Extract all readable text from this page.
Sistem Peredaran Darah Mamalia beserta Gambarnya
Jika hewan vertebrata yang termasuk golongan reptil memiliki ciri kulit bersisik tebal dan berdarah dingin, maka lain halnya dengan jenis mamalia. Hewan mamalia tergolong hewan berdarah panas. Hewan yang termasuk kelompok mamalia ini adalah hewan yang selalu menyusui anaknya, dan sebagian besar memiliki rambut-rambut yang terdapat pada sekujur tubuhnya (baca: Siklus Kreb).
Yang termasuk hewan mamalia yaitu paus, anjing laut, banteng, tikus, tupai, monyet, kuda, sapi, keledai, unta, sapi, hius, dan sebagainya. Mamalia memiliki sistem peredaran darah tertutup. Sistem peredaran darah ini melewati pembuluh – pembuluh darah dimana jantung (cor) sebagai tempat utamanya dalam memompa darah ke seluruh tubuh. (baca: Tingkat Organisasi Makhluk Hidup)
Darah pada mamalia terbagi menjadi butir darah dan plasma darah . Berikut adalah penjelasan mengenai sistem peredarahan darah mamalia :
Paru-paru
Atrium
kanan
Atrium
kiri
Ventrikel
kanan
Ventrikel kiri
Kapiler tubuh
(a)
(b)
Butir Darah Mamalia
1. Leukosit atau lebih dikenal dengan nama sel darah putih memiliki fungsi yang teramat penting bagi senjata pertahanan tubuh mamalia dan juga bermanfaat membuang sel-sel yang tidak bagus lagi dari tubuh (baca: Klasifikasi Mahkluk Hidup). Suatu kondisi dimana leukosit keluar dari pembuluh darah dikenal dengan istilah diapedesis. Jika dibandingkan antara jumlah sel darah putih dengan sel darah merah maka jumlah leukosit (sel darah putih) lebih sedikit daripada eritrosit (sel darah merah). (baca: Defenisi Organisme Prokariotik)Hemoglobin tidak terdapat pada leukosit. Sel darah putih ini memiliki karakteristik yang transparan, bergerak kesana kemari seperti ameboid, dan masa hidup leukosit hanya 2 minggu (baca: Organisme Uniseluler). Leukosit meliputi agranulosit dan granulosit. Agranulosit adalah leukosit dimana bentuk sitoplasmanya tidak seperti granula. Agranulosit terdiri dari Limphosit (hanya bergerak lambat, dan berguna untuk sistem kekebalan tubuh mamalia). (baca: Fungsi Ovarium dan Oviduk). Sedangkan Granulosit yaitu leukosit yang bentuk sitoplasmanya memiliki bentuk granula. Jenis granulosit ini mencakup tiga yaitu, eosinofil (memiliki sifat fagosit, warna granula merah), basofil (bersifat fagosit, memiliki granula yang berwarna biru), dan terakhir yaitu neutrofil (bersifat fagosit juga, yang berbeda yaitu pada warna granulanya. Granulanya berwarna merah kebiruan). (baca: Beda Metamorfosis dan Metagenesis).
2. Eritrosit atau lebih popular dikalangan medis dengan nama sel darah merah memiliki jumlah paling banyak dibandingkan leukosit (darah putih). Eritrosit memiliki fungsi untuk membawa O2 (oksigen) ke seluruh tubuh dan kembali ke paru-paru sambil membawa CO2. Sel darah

Exercise goal: Your response must consist of all the records, retyped exactly.

Answer:
Extract all readable text from this page.
Sistem Peredaran Darah Mamalia beserta Gambarnya
Jika hewan vertebrata yang termasuk golongan reptil memiliki ciri kulit bersisik tebal dan berdarah dingin, maka lain halnya dengan jenis mamalia. Hewan mamalia tergolong hewan berdarah panas. Hewan yang termasuk kelompok mamalia ini adalah hewan yang selalu menyusui anaknya, dan sebagian besar memiliki rambut-rambut yang terdapat pada sekujur tubuhnya (baca: Siklus Kreb).
Yang termasuk hewan mamalia yaitu paus, anjing laut, banteng, tikus, tupai, monyet, kuda, sapi, keledai, unta, sapi, hius, dan sebagainya. Mamalia memiliki sistem peredaran darah tertutup. Sistem peredaran darah ini melewati pembuluh – pembuluh darah dimana jantung (cor) sebagai tempat utamanya dalam memompa darah ke seluruh tubuh. (baca: Tingkat Organisasi Makhluk Hidup)
Darah pada mamalia terbagi menjadi butir darah dan plasma darah . Berikut adalah penjelasan mengenai sistem peredarahan darah mamalia :
Paru-paru
Atrium
kanan
Atrium
kiri
Ventrikel
kanan
Ventrikel kiri
Kapiler tubuh
(a)
(b)
Butir Darah Mamalia
1. Leukosit atau lebih dikenal dengan nama sel darah putih memiliki fungsi yang teramat penting bagi senjata pertahanan tubuh mamalia dan juga bermanfaat membuang sel-sel yang tidak bagus lagi dari tubuh (baca: Klasifikasi Mahkluk Hidup). Suatu kondisi dimana leukosit keluar dari pembuluh darah dikenal dengan istilah diapedesis. Jika dibandingkan antara jumlah sel darah putih dengan sel darah merah maka jumlah leukosit (sel darah putih) lebih sedikit daripada eritrosit (sel darah merah). (baca: Defenisi Organisme Prokariotik)Hemoglobin tidak terdapat pada leukosit. Sel darah putih ini memiliki karakteristik yang transparan, bergerak kesana kemari seperti ameboid, dan masa hidup leukosit hanya 2 minggu (baca: Organisme Uniseluler). Leukosit meliputi agranulosit dan granulosit. Agranulosit adalah leukosit dimana bentuk sitoplasmanya tidak seperti granula. Agranulosit terdiri dari Limphosit (hanya bergerak lambat, dan berguna untuk sistem kekebalan tubuh mamalia). (baca: Fungsi Ovarium dan Oviduk). Sedangkan Granulosit yaitu leukosit yang bentuk sitoplasmanya memiliki bentuk granula. Jenis granulosit ini mencakup tiga yaitu, eosinofil (memiliki sifat fagosit, warna granula merah), basofil (bersifat fagosit, memiliki granula yang berwarna biru), dan terakhir yaitu neutrofil (bersifat fagosit juga, yang berbeda yaitu pada warna granulanya. Granulanya berwarna merah kebiruan). (baca: Beda Metamorfosis dan Metagenesis).
2. Eritrosit atau lebih popular dikalangan medis dengan nama sel darah merah memiliki jumlah paling banyak dibandingkan leukosit (darah putih). Eritrosit memiliki fungsi untuk membawa O2 (oksigen) ke seluruh tubuh dan kembali ke paru-paru sambil membawa CO2. Sel darah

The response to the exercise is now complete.